## Provided entries
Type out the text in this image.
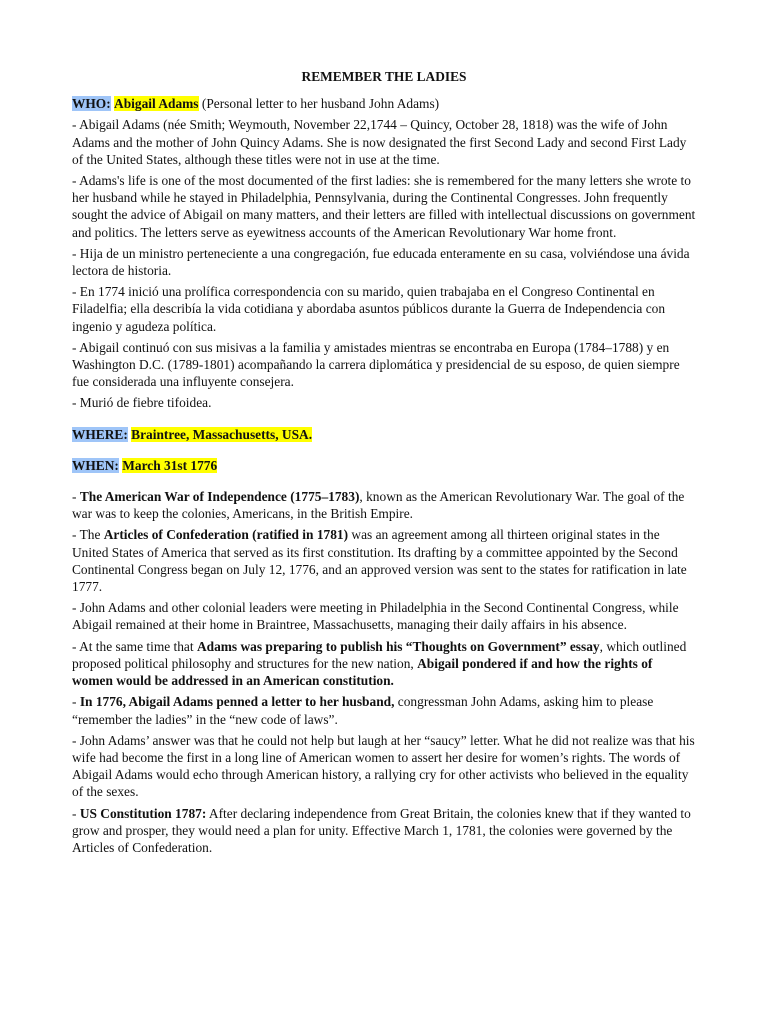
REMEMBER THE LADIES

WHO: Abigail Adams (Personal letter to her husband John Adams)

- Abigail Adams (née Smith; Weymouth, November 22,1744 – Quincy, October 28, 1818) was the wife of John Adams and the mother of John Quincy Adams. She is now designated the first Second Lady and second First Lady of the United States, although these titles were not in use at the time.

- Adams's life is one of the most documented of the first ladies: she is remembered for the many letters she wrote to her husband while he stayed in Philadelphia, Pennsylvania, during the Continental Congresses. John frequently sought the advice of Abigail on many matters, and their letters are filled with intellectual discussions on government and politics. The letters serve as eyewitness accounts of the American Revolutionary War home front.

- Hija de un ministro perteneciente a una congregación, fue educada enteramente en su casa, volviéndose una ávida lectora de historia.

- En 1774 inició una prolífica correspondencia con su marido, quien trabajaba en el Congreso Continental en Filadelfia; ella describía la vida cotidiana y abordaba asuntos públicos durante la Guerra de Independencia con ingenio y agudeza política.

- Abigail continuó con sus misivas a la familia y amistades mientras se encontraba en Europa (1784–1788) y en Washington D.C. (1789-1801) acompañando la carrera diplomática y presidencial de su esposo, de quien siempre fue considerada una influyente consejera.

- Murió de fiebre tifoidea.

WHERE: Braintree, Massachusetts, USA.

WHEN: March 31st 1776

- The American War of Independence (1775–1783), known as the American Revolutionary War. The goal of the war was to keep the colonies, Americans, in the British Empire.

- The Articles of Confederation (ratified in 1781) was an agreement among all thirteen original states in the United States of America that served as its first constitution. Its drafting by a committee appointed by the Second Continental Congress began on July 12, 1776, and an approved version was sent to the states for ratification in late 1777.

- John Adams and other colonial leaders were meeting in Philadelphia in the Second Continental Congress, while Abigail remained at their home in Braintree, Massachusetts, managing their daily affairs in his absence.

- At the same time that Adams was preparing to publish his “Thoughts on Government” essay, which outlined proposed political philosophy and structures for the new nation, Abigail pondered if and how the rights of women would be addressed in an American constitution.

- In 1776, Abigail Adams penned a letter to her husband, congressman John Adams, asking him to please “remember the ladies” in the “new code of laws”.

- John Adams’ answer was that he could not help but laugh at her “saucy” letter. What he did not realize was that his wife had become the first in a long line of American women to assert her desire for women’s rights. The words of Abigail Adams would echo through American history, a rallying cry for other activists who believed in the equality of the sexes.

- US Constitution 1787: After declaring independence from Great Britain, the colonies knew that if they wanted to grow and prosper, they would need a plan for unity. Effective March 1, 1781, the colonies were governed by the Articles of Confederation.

## Task
In the entries above, find every line with the word "Massachusetts" and list it.

## Reply to the exercise
WHERE: Braintree, Massachusetts, USA.
- John Adams and other colonial leaders were meeting in Philadelphia in the Second Continental Congress, while Abigail remained at their home in Braintree, Massachusetts, managing their daily affairs in his absence.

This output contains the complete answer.